**WHAT THIS TASK INVOLVES:** Pick out every line that holds the string "разном" and copy it.

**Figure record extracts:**
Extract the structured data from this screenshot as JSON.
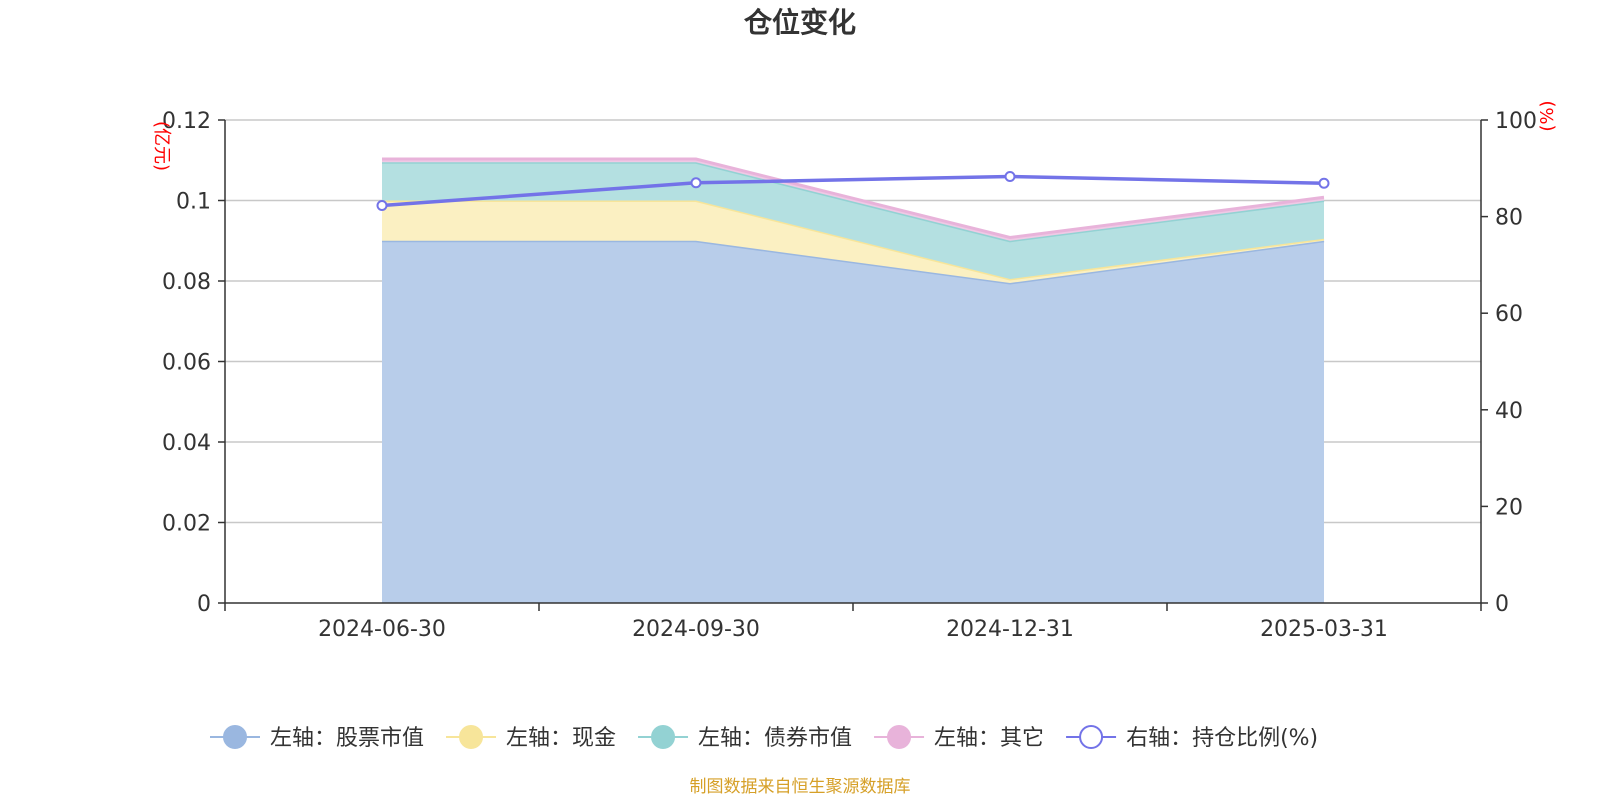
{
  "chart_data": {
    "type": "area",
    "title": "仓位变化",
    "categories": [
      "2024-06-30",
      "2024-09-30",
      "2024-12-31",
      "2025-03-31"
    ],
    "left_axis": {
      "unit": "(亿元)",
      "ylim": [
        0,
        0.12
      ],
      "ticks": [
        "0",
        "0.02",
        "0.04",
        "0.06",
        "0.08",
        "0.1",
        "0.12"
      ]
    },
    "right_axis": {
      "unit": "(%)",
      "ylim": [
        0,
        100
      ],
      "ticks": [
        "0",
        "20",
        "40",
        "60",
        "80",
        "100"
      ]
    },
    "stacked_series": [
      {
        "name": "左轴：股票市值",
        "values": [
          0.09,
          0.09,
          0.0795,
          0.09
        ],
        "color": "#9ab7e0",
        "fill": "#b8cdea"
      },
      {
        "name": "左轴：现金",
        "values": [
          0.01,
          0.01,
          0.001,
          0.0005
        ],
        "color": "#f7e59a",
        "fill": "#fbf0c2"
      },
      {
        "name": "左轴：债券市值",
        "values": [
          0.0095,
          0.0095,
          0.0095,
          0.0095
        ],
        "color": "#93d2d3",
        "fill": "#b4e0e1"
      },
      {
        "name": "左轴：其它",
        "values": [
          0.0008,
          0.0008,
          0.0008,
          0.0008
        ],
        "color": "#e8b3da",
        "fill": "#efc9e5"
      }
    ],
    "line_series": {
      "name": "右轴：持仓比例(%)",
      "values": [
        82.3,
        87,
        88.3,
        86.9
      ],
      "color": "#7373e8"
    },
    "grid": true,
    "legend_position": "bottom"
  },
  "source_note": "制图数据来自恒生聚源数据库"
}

...

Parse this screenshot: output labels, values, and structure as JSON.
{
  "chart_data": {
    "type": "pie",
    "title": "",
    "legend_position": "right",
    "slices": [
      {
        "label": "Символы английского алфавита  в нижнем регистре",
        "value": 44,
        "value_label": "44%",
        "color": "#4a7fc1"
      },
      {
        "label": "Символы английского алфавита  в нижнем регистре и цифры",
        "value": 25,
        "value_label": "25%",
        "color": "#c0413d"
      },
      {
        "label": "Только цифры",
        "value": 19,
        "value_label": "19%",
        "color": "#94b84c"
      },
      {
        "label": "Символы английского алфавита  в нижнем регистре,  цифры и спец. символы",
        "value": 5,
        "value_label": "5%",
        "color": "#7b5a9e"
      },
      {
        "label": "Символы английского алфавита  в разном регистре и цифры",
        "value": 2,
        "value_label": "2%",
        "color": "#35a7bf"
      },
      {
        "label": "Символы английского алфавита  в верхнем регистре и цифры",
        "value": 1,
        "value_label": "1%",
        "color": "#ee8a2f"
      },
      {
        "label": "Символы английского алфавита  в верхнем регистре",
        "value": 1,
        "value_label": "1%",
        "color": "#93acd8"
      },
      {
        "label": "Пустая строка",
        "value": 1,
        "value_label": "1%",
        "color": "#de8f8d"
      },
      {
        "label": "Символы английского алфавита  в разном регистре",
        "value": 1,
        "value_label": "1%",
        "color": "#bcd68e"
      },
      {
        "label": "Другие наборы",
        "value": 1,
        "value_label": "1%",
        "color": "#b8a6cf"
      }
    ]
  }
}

**SOLUTION:**
        "label": "Символы английского алфавита  в разном регистре и цифры",
        "label": "Символы английского алфавита  в разном регистре",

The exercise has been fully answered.